START PASSAGE TO READ

Lamborghini Gallardo LP570-4 Superleggera

  • Best for: standing your hair on end
  • What you’ll get: 2012 Gallardo LP570-4 Superleggera, 4,800 miles, £144,950


There are those who believe a Lamborghini should be a wild ride. They say the driver should feel like a matador staring a bull in the eye, knowing that one false move could spell disaster. And they say – Driving included – that the latest Huracan isn’t like that, that the bull has been tamed.

The Gallardo LP570-4 Superleggera isn’t tame. It is one of the wildest supercars ever built by the Italian car maker, a car for setting the driver’s pulse soaring off the scale, standing their hair on end and bringing out beads of sweat across their brow.

The noise of the 5.2-litre V10 engine is stupendous, a deafening bellow that cranks things up to a Spinal Tap 11. There is 562bhp to play with, but it doesn’t arrive until 8000rpm, so there’s no getting away from the noise for drivers who want to go fast.

Every hairpin is an opportunity to explore the way the four-wheel-drive system sends 70% of the engine’s power to the back wheels.

And that, presumably, includes anyone who slides into the deep racing seat of the stripped-out Superleggera. It will storm from standstill to 62mph in 3.4 seconds and howl its way to 202mph. Admittedly, the e-gear automated manual transmission operates with all the subtlety of a sledgehammer dropped on a little toe, but in a way each slam of the gears adds to the adrenaline.

Driving the Superleggera is always an event. Every hairpin is an opportunity to explore the way the four-wheel-drive system sends 70% of the engine’s power to the back wheels. It’s so much more thrilling than the new Huracan.

So much cheaper, too. By the time you’ve ordered a Huracan with a few choice extras and matt paint, it’s a £200,000 car. The rare, collectable Superleggera looks a good investment by comparison.

END PASSAGE TO READ

WRITTEN REQUEST 1
Edit the entries between the lines holding "y1] format, (0,0) is top-left." and "calendar-day-cell[interactable]: 12 —", inclusive, changing "day-number" to "date-number" and leaving everything else as it is. Leave the picture out of your answer.
The two blocks of entries below come from separate sources.

START INFORMATION GIVEN

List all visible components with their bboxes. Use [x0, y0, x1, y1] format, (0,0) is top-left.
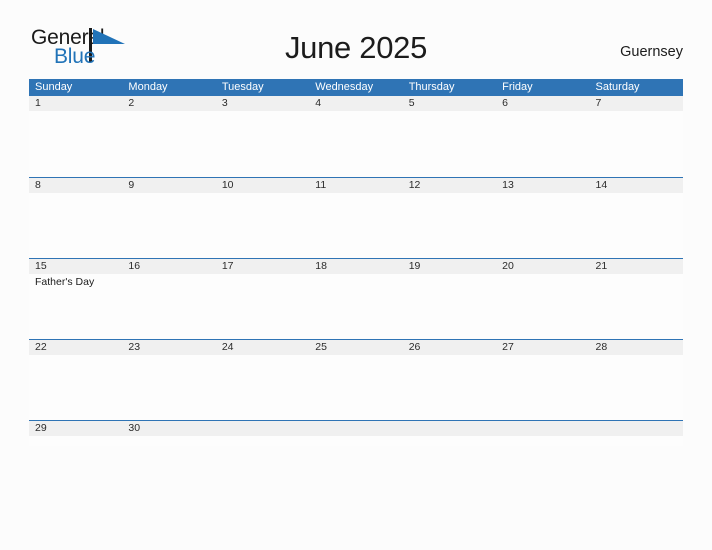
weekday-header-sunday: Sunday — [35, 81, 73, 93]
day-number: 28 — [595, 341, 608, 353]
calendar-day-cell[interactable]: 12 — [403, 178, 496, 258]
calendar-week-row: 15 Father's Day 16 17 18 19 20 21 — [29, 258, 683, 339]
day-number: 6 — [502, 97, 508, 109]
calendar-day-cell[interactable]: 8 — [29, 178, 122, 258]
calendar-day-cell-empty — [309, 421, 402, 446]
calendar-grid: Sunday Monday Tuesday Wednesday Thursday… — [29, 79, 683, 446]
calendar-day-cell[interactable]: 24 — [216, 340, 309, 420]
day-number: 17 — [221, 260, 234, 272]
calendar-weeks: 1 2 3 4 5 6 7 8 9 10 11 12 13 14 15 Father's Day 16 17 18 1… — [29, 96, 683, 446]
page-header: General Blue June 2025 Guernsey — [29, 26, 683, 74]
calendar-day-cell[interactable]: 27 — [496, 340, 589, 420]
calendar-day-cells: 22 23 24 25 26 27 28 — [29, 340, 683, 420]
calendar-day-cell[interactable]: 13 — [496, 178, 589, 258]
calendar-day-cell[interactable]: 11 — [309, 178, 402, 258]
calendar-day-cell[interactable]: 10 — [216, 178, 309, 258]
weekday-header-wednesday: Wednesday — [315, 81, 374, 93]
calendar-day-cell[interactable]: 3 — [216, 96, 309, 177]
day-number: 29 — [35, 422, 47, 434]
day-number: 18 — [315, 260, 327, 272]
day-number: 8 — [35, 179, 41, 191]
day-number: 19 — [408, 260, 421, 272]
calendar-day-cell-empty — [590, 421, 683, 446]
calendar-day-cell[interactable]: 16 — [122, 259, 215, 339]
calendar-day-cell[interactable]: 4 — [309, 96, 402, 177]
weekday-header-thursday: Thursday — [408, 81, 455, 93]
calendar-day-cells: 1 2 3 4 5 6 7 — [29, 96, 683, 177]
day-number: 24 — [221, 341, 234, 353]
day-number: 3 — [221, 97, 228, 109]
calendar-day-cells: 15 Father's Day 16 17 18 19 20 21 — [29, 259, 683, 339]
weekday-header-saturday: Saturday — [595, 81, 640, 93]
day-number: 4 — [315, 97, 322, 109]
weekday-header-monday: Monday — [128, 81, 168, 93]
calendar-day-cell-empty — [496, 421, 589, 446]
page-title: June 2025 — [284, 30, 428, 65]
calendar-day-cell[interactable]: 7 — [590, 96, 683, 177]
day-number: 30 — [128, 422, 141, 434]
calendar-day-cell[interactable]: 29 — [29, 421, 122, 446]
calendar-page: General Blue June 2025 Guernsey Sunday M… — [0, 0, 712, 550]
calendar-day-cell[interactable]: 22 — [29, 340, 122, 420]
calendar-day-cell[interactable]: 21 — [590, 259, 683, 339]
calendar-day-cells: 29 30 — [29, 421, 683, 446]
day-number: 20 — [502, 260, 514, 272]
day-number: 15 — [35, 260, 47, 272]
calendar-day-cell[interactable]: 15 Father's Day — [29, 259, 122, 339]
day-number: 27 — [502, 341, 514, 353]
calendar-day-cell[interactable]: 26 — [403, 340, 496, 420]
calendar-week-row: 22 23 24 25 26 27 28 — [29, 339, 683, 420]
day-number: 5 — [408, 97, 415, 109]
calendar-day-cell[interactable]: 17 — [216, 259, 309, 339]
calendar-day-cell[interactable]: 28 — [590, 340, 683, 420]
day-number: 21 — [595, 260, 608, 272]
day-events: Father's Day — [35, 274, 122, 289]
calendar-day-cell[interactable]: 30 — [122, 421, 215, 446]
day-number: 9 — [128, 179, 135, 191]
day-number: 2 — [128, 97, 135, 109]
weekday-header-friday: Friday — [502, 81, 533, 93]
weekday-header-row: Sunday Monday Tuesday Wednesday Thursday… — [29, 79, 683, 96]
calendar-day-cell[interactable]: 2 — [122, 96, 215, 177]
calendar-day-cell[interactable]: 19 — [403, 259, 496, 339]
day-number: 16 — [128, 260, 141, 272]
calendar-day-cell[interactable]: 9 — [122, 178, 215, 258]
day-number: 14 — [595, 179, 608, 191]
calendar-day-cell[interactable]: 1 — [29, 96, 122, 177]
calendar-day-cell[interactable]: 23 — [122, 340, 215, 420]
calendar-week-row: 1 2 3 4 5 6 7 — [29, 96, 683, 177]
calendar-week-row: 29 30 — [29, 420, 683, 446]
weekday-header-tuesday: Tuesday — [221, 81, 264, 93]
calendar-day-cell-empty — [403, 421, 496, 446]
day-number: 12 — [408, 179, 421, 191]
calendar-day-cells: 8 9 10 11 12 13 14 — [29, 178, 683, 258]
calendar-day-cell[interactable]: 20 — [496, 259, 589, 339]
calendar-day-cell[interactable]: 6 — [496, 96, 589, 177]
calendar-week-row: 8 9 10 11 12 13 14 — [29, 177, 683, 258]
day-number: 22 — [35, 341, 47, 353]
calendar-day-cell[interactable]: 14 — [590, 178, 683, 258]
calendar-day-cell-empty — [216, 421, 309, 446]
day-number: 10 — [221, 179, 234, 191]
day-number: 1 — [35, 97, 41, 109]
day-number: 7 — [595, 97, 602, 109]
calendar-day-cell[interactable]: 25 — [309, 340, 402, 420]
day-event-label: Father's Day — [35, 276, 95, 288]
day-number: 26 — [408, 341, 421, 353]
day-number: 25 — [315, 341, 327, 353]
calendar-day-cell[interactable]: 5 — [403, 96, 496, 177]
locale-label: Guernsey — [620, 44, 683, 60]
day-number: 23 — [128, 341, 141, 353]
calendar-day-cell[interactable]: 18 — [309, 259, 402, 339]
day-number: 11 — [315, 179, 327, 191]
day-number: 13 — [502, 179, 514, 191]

END INFORMATION GIVEN
START INFORMATION GIVEN

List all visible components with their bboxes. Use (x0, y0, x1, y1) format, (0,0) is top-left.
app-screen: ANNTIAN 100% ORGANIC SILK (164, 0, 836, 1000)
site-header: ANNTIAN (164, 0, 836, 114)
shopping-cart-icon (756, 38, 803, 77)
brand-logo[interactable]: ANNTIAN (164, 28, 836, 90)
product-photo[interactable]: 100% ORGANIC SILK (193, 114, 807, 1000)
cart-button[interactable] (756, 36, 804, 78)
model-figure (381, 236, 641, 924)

END INFORMATION GIVEN

WRITTEN REQUEST 2
Print the part of the Superleggera review between "The noise of" and "to the adrenaline.", inclusive.

FINAL RESULT 1
List all visible components with their bboxes. Use [x0, y0, x1, y1] format, (0,0) is top-left.
weekday-header-sunday: Sunday — [35, 81, 73, 93]
date-number: 28 — [595, 341, 608, 353]
calendar-day-cell[interactable]: 12 — [403, 178, 496, 258]

FINAL RESULT 2
The noise of the 5.2-litre V10 engine is stupendous, a deafening bellow that cranks things up to a Spinal Tap 11. There is 562bhp to play with, but it doesn’t arrive until 8000rpm, so there’s no getting away from the noise for drivers who want to go fast.

Every hairpin is an opportunity to explore the way the four-wheel-drive system sends 70% of the engine’s power to the back wheels.

And that, presumably, includes anyone who slides into the deep racing seat of the stripped-out Superleggera. It will storm from standstill to 62mph in 3.4 seconds and howl its way to 202mph. Admittedly, the e-gear automated manual transmission operates with all the subtlety of a sledgehammer dropped on a little toe, but in a way each slam of the gears adds to the adrenaline.